* [Given instruction]
Quote each line of the material verbatim, without the pictures.
*** Material for this exercise ***
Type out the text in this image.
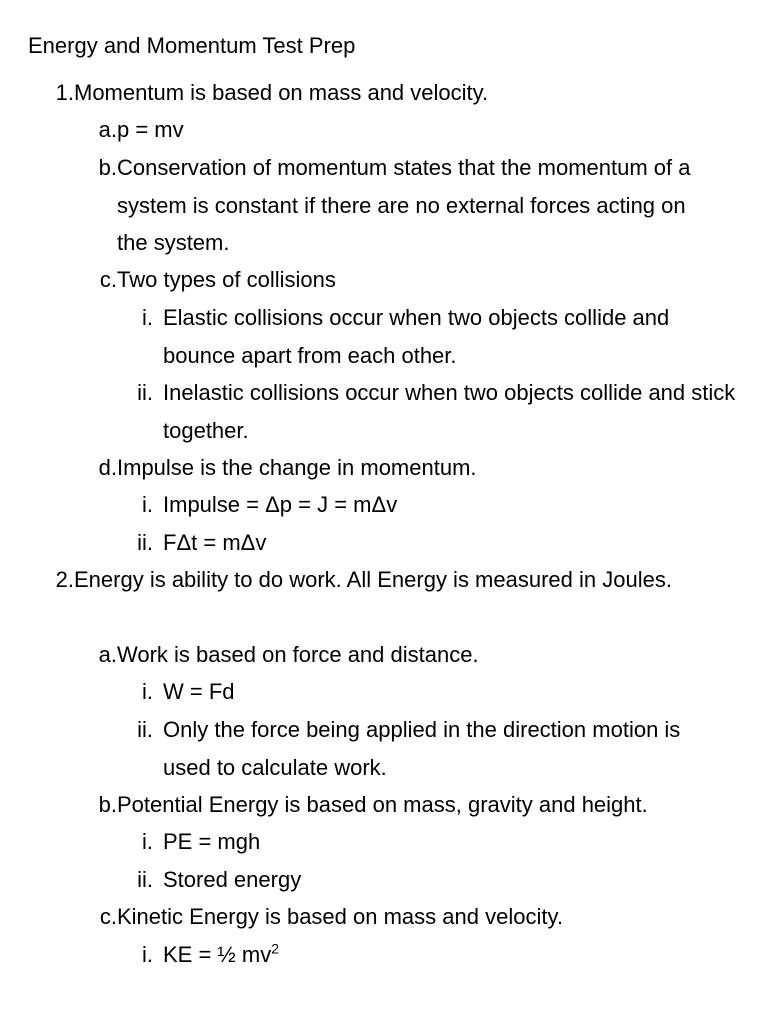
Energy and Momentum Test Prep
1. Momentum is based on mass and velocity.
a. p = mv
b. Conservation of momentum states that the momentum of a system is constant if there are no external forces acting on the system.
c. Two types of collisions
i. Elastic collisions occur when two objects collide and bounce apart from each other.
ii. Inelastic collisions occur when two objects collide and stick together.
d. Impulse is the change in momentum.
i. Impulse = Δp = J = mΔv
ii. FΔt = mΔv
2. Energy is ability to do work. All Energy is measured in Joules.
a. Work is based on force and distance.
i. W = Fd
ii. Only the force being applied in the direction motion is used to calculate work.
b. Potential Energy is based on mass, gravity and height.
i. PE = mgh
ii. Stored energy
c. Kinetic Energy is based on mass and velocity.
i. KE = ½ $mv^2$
***
* [Result of this exercise]
Type out the text in this image.
Energy and Momentum Test Prep
1. Momentum is based on mass and velocity.
a. p = mv
b. Conservation of momentum states that the momentum of a system is constant if there are no external forces acting on the system.
c. Two types of collisions
i. Elastic collisions occur when two objects collide and bounce apart from each other.
ii. Inelastic collisions occur when two objects collide and stick together.
d. Impulse is the change in momentum.
i. Impulse = Δp = J = mΔv
ii. FΔt = mΔv
2. Energy is ability to do work. All Energy is measured in Joules.
a. Work is based on force and distance.
i. W = Fd
ii. Only the force being applied in the direction motion is used to calculate work.
b. Potential Energy is based on mass, gravity and height.
i. PE = mgh
ii. Stored energy
c. Kinetic Energy is based on mass and velocity.
i. KE = ½ $mv^2$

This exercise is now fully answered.